▶ **PROBLEM REQUIREMENTS**
Look through the material and copy each line holding "into".

Stored data entries:
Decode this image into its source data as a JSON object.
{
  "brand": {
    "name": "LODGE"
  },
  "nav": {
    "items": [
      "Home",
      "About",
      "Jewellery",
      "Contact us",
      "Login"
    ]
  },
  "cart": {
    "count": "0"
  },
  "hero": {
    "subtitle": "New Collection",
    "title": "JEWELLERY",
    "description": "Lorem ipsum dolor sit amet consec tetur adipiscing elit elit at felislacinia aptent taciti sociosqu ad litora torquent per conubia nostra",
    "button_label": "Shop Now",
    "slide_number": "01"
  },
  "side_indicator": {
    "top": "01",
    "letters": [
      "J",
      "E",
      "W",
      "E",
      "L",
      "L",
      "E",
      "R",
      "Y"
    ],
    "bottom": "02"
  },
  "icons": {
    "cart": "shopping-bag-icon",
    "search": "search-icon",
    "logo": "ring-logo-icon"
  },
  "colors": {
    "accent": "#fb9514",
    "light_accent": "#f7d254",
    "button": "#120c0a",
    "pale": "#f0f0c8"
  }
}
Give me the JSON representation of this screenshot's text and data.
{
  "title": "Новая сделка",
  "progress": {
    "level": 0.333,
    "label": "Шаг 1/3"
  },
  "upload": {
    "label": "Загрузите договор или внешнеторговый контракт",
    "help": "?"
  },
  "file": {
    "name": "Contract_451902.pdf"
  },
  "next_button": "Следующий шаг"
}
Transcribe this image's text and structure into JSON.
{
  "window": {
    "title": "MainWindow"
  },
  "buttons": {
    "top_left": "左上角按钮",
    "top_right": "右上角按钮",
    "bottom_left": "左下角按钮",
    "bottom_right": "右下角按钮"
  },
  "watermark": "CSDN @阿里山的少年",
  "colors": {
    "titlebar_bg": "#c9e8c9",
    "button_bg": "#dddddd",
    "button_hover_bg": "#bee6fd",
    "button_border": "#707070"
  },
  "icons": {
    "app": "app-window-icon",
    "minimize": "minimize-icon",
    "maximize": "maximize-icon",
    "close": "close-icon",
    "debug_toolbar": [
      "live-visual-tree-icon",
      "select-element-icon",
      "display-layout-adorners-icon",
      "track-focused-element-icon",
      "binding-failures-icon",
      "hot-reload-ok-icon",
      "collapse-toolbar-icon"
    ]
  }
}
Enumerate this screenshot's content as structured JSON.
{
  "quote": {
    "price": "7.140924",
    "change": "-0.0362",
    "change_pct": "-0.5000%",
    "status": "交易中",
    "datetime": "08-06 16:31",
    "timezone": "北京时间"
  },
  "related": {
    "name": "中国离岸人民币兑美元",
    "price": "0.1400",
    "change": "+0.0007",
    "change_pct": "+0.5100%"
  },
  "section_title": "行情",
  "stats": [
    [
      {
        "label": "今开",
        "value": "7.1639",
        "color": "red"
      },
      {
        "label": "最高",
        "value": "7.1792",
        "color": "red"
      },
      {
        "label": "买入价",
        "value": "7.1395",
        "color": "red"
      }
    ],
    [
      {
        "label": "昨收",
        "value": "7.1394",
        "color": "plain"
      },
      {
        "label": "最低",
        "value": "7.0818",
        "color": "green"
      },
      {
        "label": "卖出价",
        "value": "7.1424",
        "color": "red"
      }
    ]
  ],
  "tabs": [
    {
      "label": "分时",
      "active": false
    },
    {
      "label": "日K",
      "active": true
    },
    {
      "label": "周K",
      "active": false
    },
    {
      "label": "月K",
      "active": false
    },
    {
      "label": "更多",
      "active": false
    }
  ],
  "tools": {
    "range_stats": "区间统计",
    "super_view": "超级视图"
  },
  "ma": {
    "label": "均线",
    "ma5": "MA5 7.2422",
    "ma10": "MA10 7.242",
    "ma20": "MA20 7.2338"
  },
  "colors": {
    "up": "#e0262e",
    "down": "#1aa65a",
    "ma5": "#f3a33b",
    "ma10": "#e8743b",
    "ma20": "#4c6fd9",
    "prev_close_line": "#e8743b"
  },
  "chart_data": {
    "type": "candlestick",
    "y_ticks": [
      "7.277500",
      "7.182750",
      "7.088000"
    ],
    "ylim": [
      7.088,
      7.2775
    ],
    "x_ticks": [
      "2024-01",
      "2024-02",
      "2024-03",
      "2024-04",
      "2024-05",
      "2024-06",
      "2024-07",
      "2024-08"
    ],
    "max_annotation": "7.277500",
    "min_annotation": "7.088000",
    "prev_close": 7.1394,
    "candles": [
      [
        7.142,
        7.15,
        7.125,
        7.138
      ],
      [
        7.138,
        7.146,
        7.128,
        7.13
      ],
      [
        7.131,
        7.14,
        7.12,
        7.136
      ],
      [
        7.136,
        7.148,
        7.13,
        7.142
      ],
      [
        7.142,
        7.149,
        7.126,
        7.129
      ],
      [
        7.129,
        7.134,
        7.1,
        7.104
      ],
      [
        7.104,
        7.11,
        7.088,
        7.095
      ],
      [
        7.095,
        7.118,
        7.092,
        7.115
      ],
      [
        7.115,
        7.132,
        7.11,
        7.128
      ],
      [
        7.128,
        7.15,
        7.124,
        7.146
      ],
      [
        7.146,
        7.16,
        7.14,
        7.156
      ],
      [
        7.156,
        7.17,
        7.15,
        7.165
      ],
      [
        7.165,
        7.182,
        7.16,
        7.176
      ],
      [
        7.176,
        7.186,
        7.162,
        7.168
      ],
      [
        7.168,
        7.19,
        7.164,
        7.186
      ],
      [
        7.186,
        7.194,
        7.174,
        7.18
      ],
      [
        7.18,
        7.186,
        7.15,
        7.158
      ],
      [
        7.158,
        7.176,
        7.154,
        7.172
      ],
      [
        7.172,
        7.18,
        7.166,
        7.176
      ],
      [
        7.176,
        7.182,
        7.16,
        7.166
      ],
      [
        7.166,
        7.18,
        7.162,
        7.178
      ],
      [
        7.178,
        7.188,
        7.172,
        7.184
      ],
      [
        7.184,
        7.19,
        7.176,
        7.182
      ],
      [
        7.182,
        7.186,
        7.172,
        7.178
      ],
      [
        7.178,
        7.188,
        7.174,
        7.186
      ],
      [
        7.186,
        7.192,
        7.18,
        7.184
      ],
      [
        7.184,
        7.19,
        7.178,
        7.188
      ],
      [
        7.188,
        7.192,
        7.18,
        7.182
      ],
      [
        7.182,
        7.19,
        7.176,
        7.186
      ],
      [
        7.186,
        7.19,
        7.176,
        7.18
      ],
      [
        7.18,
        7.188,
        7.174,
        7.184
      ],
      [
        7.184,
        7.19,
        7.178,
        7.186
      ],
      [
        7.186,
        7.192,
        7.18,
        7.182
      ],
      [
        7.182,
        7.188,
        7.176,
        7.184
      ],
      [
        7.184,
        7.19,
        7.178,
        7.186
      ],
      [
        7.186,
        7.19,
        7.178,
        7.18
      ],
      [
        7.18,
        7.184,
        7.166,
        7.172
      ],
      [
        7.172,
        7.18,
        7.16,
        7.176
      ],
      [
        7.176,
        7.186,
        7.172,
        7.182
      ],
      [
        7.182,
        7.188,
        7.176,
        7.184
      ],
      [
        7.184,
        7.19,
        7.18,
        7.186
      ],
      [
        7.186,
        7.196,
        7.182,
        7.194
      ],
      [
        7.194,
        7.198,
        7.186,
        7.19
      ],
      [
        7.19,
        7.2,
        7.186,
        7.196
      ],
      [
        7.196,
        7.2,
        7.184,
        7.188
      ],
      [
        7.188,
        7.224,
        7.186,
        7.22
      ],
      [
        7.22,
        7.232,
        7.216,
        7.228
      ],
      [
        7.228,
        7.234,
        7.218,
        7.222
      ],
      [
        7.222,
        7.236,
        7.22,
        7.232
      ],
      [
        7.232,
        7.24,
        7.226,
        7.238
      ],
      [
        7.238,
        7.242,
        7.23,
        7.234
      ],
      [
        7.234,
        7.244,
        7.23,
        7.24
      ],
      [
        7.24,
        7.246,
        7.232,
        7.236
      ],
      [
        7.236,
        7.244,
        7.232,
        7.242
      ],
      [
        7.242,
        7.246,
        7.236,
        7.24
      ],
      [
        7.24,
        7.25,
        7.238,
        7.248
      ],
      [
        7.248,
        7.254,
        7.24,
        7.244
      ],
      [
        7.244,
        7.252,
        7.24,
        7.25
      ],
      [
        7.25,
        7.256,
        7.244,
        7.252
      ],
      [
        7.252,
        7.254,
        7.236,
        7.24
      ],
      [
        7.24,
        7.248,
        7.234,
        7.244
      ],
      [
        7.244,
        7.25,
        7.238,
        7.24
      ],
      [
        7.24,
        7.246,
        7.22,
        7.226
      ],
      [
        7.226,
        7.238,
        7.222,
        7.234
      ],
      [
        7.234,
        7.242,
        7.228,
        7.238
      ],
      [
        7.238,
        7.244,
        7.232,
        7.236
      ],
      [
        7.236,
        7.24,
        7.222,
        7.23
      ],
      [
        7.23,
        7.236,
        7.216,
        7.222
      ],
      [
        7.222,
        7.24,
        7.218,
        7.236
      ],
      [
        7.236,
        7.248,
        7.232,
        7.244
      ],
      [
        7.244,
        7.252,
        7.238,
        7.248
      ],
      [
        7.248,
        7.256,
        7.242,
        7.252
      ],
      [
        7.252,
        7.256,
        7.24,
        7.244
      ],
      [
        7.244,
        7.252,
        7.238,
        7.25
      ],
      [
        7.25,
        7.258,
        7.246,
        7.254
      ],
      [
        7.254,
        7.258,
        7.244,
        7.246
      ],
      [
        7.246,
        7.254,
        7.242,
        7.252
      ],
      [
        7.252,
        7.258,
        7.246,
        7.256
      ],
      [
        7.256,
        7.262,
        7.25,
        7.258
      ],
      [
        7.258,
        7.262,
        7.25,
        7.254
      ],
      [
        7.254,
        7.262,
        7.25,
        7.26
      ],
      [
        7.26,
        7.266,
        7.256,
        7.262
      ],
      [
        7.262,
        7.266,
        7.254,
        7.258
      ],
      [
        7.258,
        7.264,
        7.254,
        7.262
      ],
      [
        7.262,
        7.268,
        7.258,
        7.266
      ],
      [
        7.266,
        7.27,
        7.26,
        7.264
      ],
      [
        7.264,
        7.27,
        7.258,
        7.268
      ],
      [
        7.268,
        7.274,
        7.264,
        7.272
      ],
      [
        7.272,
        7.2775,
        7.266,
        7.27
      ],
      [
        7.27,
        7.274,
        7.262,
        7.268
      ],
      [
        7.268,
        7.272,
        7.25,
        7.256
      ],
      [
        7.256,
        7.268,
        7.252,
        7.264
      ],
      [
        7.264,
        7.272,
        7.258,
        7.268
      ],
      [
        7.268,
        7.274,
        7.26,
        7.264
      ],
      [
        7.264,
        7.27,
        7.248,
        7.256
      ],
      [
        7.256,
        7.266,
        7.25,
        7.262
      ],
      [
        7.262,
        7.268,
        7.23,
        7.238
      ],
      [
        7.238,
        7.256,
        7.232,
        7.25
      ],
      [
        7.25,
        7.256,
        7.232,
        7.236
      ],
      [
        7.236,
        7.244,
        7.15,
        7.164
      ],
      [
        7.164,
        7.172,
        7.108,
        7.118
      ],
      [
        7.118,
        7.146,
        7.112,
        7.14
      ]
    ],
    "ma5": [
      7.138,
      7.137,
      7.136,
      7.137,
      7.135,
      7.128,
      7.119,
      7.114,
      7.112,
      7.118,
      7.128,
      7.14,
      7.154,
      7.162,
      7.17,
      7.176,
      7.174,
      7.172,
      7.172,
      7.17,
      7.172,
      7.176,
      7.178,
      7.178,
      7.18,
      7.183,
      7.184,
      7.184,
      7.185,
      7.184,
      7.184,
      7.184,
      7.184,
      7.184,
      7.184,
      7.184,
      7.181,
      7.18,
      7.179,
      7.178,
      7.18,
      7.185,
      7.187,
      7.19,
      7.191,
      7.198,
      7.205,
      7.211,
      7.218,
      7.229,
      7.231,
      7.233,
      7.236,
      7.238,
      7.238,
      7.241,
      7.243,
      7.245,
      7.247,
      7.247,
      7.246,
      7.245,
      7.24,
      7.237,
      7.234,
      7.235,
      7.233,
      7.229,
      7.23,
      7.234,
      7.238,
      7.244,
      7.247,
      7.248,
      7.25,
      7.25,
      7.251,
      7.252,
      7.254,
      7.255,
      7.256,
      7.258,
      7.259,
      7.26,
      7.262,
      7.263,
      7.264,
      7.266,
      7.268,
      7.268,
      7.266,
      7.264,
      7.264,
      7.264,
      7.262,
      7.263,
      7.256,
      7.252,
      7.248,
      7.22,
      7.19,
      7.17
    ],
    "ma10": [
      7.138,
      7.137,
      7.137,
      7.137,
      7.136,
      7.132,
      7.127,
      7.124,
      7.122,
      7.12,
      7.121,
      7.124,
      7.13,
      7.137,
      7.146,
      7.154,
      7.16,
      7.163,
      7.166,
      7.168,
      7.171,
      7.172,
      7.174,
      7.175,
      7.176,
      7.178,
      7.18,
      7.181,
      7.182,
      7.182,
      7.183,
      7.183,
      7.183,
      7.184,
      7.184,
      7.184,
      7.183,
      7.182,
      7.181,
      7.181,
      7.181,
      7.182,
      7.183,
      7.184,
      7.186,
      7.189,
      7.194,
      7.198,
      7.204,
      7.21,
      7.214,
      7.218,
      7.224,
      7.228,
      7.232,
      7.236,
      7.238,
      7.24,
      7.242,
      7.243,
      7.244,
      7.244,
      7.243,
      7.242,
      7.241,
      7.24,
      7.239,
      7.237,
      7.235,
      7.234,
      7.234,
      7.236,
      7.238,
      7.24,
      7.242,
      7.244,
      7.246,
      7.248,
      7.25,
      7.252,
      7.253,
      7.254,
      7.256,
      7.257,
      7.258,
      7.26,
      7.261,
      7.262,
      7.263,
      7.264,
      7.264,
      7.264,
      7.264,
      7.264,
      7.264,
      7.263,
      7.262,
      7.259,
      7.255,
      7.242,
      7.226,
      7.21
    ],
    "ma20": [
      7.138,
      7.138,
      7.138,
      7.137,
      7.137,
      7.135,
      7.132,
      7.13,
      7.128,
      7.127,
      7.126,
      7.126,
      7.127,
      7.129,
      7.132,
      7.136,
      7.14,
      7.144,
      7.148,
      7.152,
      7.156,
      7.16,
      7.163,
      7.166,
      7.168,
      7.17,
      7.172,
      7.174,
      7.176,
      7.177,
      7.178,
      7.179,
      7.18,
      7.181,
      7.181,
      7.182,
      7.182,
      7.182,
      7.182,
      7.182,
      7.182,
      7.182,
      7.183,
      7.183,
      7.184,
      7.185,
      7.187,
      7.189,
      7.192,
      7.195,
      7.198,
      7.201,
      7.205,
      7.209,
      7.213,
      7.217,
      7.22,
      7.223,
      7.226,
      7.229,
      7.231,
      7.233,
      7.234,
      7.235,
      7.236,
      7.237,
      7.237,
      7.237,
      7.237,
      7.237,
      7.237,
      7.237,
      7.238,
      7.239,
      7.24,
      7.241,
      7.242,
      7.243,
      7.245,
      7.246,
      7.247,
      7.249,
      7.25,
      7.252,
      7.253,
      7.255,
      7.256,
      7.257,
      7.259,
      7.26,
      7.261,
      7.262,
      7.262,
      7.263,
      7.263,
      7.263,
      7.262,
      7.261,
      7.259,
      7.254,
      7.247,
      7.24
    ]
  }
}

▶ **ANSWER TO THIS EXERCISE**
Decode this image into its source data as a JSON object.
Transcribe this image's text and structure into JSON.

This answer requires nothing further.